==== THE RECORDS

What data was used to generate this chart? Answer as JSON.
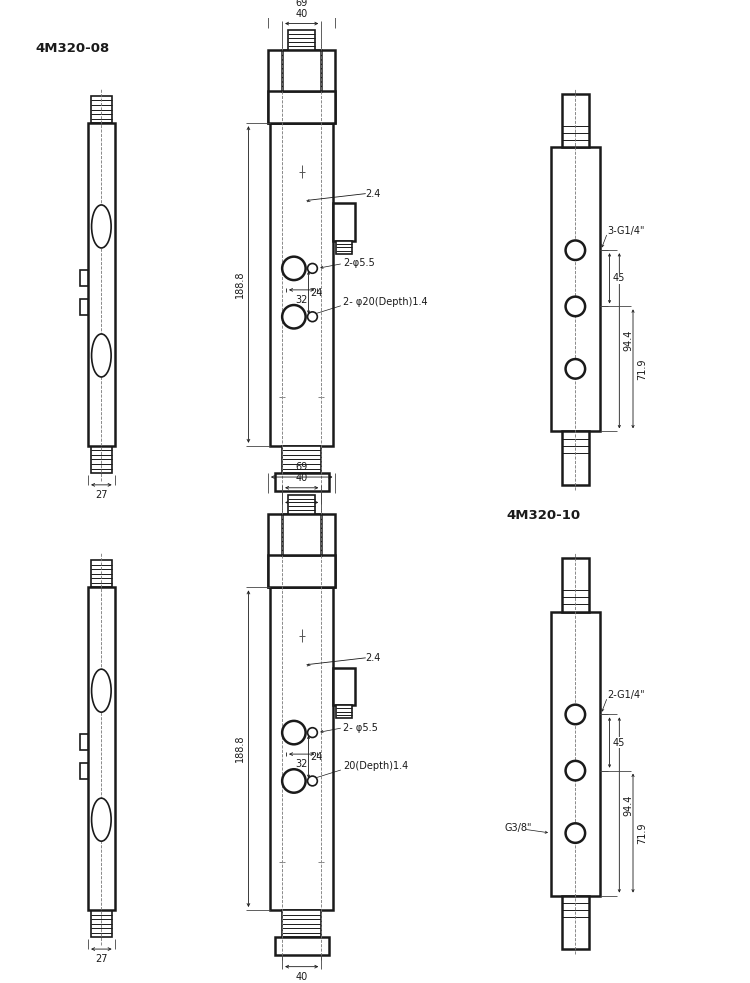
{
  "title_top": "4M320-08",
  "title_bottom": "4M320-10",
  "line_color": "#1a1a1a",
  "text_color": "#1a1a1a",
  "dim_69": "69",
  "dim_40": "40",
  "dim_188_8": "188.8",
  "dim_27": "27",
  "dim_2_4": "2.4",
  "dim_phi20_top": "2- φ20(Depth)1.4",
  "dim_phi20_bot": "20(Depth)1.4",
  "dim_24": "24",
  "dim_phi5_5_top": "2-φ5.5",
  "dim_phi5_5_bot": "2- φ5.5",
  "dim_32": "32",
  "dim_94_4": "94.4",
  "dim_71_9": "71.9",
  "dim_45": "45",
  "dim_3G14": "3-G1/4\"",
  "dim_2G14": "2-G1/4\"",
  "dim_G38": "G3/8\""
}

========

- _DESCRIPTION OF THE TASK_
In the records above, locate each line with the word "Depth". Copy all such lines.

- _CORRECT RESPONSE_
  "dim_phi20_top": "2- φ20(Depth)1.4",
  "dim_phi20_bot": "20(Depth)1.4",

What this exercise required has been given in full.